(Stored data)
═══

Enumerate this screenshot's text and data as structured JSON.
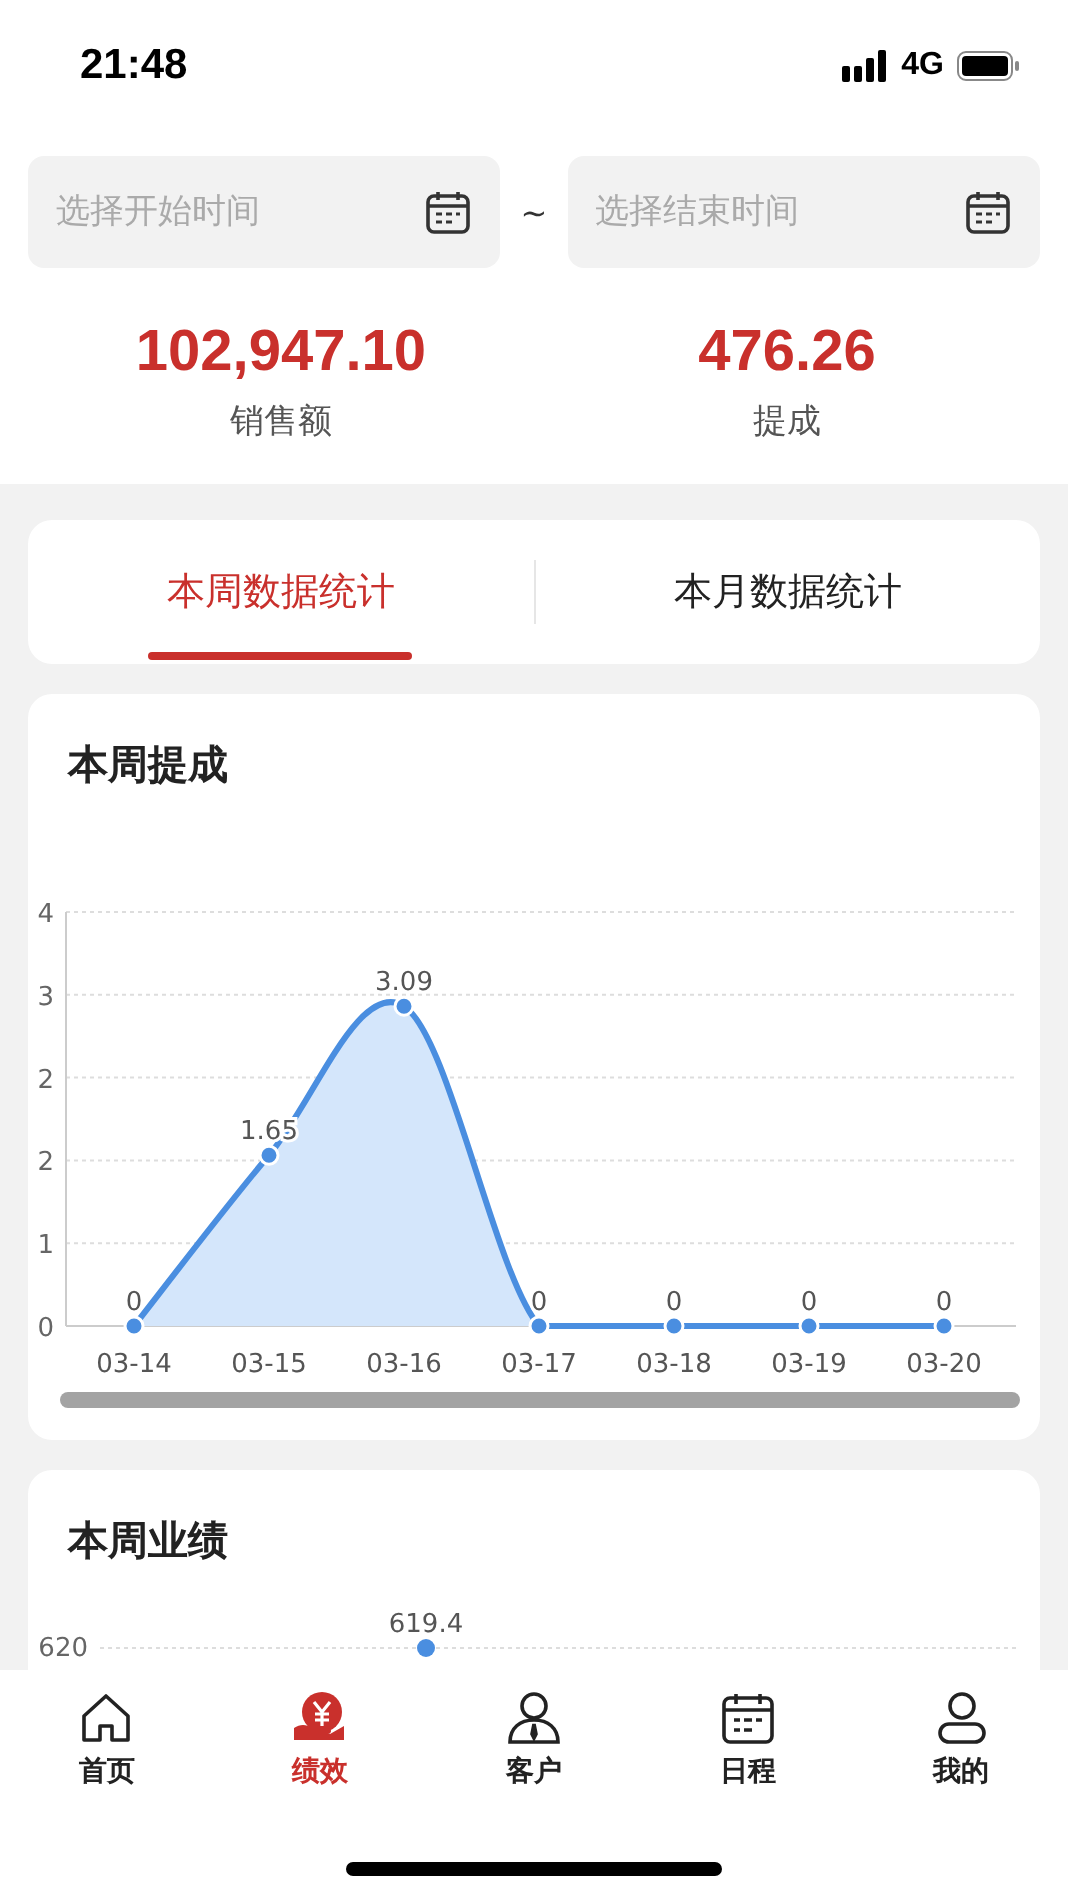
{
  "status_bar": {
    "time": "21:48",
    "network": "4G"
  },
  "date_range": {
    "start": {
      "placeholder": "选择开始时间"
    },
    "separator": "~",
    "end": {
      "placeholder": "选择结束时间"
    }
  },
  "summary": [
    {
      "value": "102,947.10",
      "label": "销售额"
    },
    {
      "value": "476.26",
      "label": "提成"
    }
  ],
  "tabs": [
    {
      "label": "本周数据统计",
      "selected": true
    },
    {
      "label": "本月数据统计",
      "selected": false
    }
  ],
  "commission_card": {
    "title": "本周提成",
    "chart_data": {
      "type": "area",
      "categories": [
        "03-14",
        "03-15",
        "03-16",
        "03-17",
        "03-18",
        "03-19",
        "03-20"
      ],
      "grid": true,
      "series": [
        {
          "color": "#4a8ee0",
          "values": [
            0,
            1.65,
            3.09,
            0,
            0,
            0,
            0
          ]
        }
      ],
      "ylim": [
        0,
        4
      ],
      "yticks": [
        {
          "value": 0,
          "label": "0"
        },
        {
          "value": 0.8,
          "label": "1"
        },
        {
          "value": 1.6,
          "label": "2"
        },
        {
          "value": 2.4,
          "label": "2"
        },
        {
          "value": 3.2,
          "label": "3"
        },
        {
          "value": 4,
          "label": "4"
        }
      ],
      "data_labels": true
    }
  },
  "performance_card": {
    "title": "本周业绩",
    "axis_label": "620",
    "value_label": "619.4"
  },
  "bottom_nav": [
    {
      "label": "首页",
      "selected": false
    },
    {
      "label": "绩效",
      "selected": true
    },
    {
      "label": "客户",
      "selected": false
    },
    {
      "label": "日程",
      "selected": false
    },
    {
      "label": "我的",
      "selected": false
    }
  ]
}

═══

> [The exercise]
Return the listing above unchanged, apart from dropping its pictures.

> [Answer to the exercise]
Enumerate this screenshot's text and data as structured JSON.
{
  "status_bar": {
    "time": "21:48",
    "network": "4G"
  },
  "date_range": {
    "start": {
      "placeholder": "选择开始时间"
    },
    "separator": "~",
    "end": {
      "placeholder": "选择结束时间"
    }
  },
  "summary": [
    {
      "value": "102,947.10",
      "label": "销售额"
    },
    {
      "value": "476.26",
      "label": "提成"
    }
  ],
  "tabs": [
    {
      "label": "本周数据统计",
      "selected": true
    },
    {
      "label": "本月数据统计",
      "selected": false
    }
  ],
  "commission_card": {
    "title": "本周提成",
    "chart_data": {
      "type": "area",
      "categories": [
        "03-14",
        "03-15",
        "03-16",
        "03-17",
        "03-18",
        "03-19",
        "03-20"
      ],
      "grid": true,
      "series": [
        {
          "color": "#4a8ee0",
          "values": [
            0,
            1.65,
            3.09,
            0,
            0,
            0,
            0
          ]
        }
      ],
      "ylim": [
        0,
        4
      ],
      "yticks": [
        {
          "value": 0,
          "label": "0"
        },
        {
          "value": 0.8,
          "label": "1"
        },
        {
          "value": 1.6,
          "label": "2"
        },
        {
          "value": 2.4,
          "label": "2"
        },
        {
          "value": 3.2,
          "label": "3"
        },
        {
          "value": 4,
          "label": "4"
        }
      ],
      "data_labels": true
    }
  },
  "performance_card": {
    "title": "本周业绩",
    "axis_label": "620",
    "value_label": "619.4"
  },
  "bottom_nav": [
    {
      "label": "首页",
      "selected": false
    },
    {
      "label": "绩效",
      "selected": true
    },
    {
      "label": "客户",
      "selected": false
    },
    {
      "label": "日程",
      "selected": false
    },
    {
      "label": "我的",
      "selected": false
    }
  ]
}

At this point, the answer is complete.